> **Work to complete**:
Write out the data again in full, exactly as it reads.

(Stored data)
****************************************

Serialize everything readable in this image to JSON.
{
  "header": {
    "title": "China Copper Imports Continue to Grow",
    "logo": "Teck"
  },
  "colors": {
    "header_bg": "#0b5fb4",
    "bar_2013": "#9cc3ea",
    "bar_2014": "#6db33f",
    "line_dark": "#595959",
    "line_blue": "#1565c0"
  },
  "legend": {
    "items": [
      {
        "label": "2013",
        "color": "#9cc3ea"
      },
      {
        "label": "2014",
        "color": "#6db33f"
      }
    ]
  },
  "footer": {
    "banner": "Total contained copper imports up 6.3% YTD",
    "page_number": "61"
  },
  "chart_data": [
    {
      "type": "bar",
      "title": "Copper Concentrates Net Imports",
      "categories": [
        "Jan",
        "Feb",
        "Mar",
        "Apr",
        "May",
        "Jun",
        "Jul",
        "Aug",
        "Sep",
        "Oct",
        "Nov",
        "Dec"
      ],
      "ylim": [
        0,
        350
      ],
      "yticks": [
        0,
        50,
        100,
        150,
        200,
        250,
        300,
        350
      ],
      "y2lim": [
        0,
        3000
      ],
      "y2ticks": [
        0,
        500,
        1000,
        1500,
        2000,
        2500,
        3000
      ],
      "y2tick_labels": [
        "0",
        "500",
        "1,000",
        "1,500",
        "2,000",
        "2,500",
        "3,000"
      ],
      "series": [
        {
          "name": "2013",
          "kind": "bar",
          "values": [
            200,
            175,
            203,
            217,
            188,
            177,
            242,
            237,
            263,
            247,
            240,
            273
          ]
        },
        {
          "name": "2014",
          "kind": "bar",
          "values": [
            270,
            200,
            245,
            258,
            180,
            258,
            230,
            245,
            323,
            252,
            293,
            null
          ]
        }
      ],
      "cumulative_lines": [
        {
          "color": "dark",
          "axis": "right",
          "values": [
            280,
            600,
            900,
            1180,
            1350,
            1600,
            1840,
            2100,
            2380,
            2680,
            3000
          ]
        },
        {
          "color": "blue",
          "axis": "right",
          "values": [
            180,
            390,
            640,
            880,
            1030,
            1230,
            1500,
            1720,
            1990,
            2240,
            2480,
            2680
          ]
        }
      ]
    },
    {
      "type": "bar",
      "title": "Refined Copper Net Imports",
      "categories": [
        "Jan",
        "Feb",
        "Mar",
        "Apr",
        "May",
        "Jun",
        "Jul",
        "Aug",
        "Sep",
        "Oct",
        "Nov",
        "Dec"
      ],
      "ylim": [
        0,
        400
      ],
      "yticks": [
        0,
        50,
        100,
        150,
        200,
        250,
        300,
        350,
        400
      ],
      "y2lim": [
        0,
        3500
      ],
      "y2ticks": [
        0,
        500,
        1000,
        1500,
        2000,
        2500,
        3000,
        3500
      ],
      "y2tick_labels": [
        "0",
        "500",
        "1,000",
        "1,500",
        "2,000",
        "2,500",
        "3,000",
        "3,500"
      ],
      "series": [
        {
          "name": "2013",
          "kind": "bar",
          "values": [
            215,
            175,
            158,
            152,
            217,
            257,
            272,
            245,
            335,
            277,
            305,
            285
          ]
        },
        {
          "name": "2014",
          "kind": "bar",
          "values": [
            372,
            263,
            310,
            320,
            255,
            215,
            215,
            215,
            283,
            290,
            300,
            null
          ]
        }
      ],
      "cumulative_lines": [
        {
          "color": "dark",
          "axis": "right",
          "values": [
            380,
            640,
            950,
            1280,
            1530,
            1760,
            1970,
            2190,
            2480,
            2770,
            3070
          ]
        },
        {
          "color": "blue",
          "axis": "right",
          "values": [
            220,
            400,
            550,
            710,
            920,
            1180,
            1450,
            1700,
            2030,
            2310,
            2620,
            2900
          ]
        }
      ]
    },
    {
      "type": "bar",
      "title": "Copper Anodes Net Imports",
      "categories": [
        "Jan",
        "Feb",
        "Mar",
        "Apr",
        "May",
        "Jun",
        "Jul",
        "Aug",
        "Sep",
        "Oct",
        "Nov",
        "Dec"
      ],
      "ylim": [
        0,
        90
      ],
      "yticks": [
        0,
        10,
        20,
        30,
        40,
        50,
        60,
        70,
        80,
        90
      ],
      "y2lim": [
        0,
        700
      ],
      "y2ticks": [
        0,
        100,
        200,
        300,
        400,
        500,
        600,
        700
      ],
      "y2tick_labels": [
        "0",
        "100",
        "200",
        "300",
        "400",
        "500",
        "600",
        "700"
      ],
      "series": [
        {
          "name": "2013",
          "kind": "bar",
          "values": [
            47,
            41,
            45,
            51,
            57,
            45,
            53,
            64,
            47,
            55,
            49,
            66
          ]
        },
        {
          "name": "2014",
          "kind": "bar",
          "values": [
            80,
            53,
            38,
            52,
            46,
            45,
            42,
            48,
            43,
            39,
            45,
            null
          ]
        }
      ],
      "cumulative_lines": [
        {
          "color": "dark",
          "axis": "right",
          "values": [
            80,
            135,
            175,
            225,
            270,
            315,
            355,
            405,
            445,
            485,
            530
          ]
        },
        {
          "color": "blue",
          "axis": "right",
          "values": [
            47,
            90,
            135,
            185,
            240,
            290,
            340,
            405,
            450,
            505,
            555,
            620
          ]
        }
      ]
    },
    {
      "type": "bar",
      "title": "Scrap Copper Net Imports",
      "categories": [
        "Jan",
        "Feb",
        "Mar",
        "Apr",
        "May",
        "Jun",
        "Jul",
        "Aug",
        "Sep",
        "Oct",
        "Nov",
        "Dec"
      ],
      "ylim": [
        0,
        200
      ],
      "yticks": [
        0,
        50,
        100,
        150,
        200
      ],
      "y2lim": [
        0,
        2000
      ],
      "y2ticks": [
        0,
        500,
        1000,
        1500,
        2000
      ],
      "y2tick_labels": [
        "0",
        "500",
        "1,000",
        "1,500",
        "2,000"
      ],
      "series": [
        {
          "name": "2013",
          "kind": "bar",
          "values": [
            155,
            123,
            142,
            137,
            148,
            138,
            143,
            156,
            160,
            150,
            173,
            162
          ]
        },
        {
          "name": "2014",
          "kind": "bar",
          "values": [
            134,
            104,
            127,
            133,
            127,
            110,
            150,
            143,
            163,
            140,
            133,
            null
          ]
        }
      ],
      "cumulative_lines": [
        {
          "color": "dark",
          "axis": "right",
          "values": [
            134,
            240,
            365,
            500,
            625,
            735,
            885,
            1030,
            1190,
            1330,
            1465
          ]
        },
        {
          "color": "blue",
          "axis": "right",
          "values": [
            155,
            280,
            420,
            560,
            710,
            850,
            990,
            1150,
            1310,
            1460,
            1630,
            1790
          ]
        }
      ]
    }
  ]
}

****************************************

> **Result of this exercise**:
Serialize everything readable in this image to JSON.
{
  "header": {
    "title": "China Copper Imports Continue to Grow",
    "logo": "Teck"
  },
  "colors": {
    "header_bg": "#0b5fb4",
    "bar_2013": "#9cc3ea",
    "bar_2014": "#6db33f",
    "line_dark": "#595959",
    "line_blue": "#1565c0"
  },
  "legend": {
    "items": [
      {
        "label": "2013",
        "color": "#9cc3ea"
      },
      {
        "label": "2014",
        "color": "#6db33f"
      }
    ]
  },
  "footer": {
    "banner": "Total contained copper imports up 6.3% YTD",
    "page_number": "61"
  },
  "chart_data": [
    {
      "type": "bar",
      "title": "Copper Concentrates Net Imports",
      "categories": [
        "Jan",
        "Feb",
        "Mar",
        "Apr",
        "May",
        "Jun",
        "Jul",
        "Aug",
        "Sep",
        "Oct",
        "Nov",
        "Dec"
      ],
      "ylim": [
        0,
        350
      ],
      "yticks": [
        0,
        50,
        100,
        150,
        200,
        250,
        300,
        350
      ],
      "y2lim": [
        0,
        3000
      ],
      "y2ticks": [
        0,
        500,
        1000,
        1500,
        2000,
        2500,
        3000
      ],
      "y2tick_labels": [
        "0",
        "500",
        "1,000",
        "1,500",
        "2,000",
        "2,500",
        "3,000"
      ],
      "series": [
        {
          "name": "2013",
          "kind": "bar",
          "values": [
            200,
            175,
            203,
            217,
            188,
            177,
            242,
            237,
            263,
            247,
            240,
            273
          ]
        },
        {
          "name": "2014",
          "kind": "bar",
          "values": [
            270,
            200,
            245,
            258,
            180,
            258,
            230,
            245,
            323,
            252,
            293,
            null
          ]
        }
      ],
      "cumulative_lines": [
        {
          "color": "dark",
          "axis": "right",
          "values": [
            280,
            600,
            900,
            1180,
            1350,
            1600,
            1840,
            2100,
            2380,
            2680,
            3000
          ]
        },
        {
          "color": "blue",
          "axis": "right",
          "values": [
            180,
            390,
            640,
            880,
            1030,
            1230,
            1500,
            1720,
            1990,
            2240,
            2480,
            2680
          ]
        }
      ]
    },
    {
      "type": "bar",
      "title": "Refined Copper Net Imports",
      "categories": [
        "Jan",
        "Feb",
        "Mar",
        "Apr",
        "May",
        "Jun",
        "Jul",
        "Aug",
        "Sep",
        "Oct",
        "Nov",
        "Dec"
      ],
      "ylim": [
        0,
        400
      ],
      "yticks": [
        0,
        50,
        100,
        150,
        200,
        250,
        300,
        350,
        400
      ],
      "y2lim": [
        0,
        3500
      ],
      "y2ticks": [
        0,
        500,
        1000,
        1500,
        2000,
        2500,
        3000,
        3500
      ],
      "y2tick_labels": [
        "0",
        "500",
        "1,000",
        "1,500",
        "2,000",
        "2,500",
        "3,000",
        "3,500"
      ],
      "series": [
        {
          "name": "2013",
          "kind": "bar",
          "values": [
            215,
            175,
            158,
            152,
            217,
            257,
            272,
            245,
            335,
            277,
            305,
            285
          ]
        },
        {
          "name": "2014",
          "kind": "bar",
          "values": [
            372,
            263,
            310,
            320,
            255,
            215,
            215,
            215,
            283,
            290,
            300,
            null
          ]
        }
      ],
      "cumulative_lines": [
        {
          "color": "dark",
          "axis": "right",
          "values": [
            380,
            640,
            950,
            1280,
            1530,
            1760,
            1970,
            2190,
            2480,
            2770,
            3070
          ]
        },
        {
          "color": "blue",
          "axis": "right",
          "values": [
            220,
            400,
            550,
            710,
            920,
            1180,
            1450,
            1700,
            2030,
            2310,
            2620,
            2900
          ]
        }
      ]
    },
    {
      "type": "bar",
      "title": "Copper Anodes Net Imports",
      "categories": [
        "Jan",
        "Feb",
        "Mar",
        "Apr",
        "May",
        "Jun",
        "Jul",
        "Aug",
        "Sep",
        "Oct",
        "Nov",
        "Dec"
      ],
      "ylim": [
        0,
        90
      ],
      "yticks": [
        0,
        10,
        20,
        30,
        40,
        50,
        60,
        70,
        80,
        90
      ],
      "y2lim": [
        0,
        700
      ],
      "y2ticks": [
        0,
        100,
        200,
        300,
        400,
        500,
        600,
        700
      ],
      "y2tick_labels": [
        "0",
        "100",
        "200",
        "300",
        "400",
        "500",
        "600",
        "700"
      ],
      "series": [
        {
          "name": "2013",
          "kind": "bar",
          "values": [
            47,
            41,
            45,
            51,
            57,
            45,
            53,
            64,
            47,
            55,
            49,
            66
          ]
        },
        {
          "name": "2014",
          "kind": "bar",
          "values": [
            80,
            53,
            38,
            52,
            46,
            45,
            42,
            48,
            43,
            39,
            45,
            null
          ]
        }
      ],
      "cumulative_lines": [
        {
          "color": "dark",
          "axis": "right",
          "values": [
            80,
            135,
            175,
            225,
            270,
            315,
            355,
            405,
            445,
            485,
            530
          ]
        },
        {
          "color": "blue",
          "axis": "right",
          "values": [
            47,
            90,
            135,
            185,
            240,
            290,
            340,
            405,
            450,
            505,
            555,
            620
          ]
        }
      ]
    },
    {
      "type": "bar",
      "title": "Scrap Copper Net Imports",
      "categories": [
        "Jan",
        "Feb",
        "Mar",
        "Apr",
        "May",
        "Jun",
        "Jul",
        "Aug",
        "Sep",
        "Oct",
        "Nov",
        "Dec"
      ],
      "ylim": [
        0,
        200
      ],
      "yticks": [
        0,
        50,
        100,
        150,
        200
      ],
      "y2lim": [
        0,
        2000
      ],
      "y2ticks": [
        0,
        500,
        1000,
        1500,
        2000
      ],
      "y2tick_labels": [
        "0",
        "500",
        "1,000",
        "1,500",
        "2,000"
      ],
      "series": [
        {
          "name": "2013",
          "kind": "bar",
          "values": [
            155,
            123,
            142,
            137,
            148,
            138,
            143,
            156,
            160,
            150,
            173,
            162
          ]
        },
        {
          "name": "2014",
          "kind": "bar",
          "values": [
            134,
            104,
            127,
            133,
            127,
            110,
            150,
            143,
            163,
            140,
            133,
            null
          ]
        }
      ],
      "cumulative_lines": [
        {
          "color": "dark",
          "axis": "right",
          "values": [
            134,
            240,
            365,
            500,
            625,
            735,
            885,
            1030,
            1190,
            1330,
            1465
          ]
        },
        {
          "color": "blue",
          "axis": "right",
          "values": [
            155,
            280,
            420,
            560,
            710,
            850,
            990,
            1150,
            1310,
            1460,
            1630,
            1790
          ]
        }
      ]
    }
  ]
}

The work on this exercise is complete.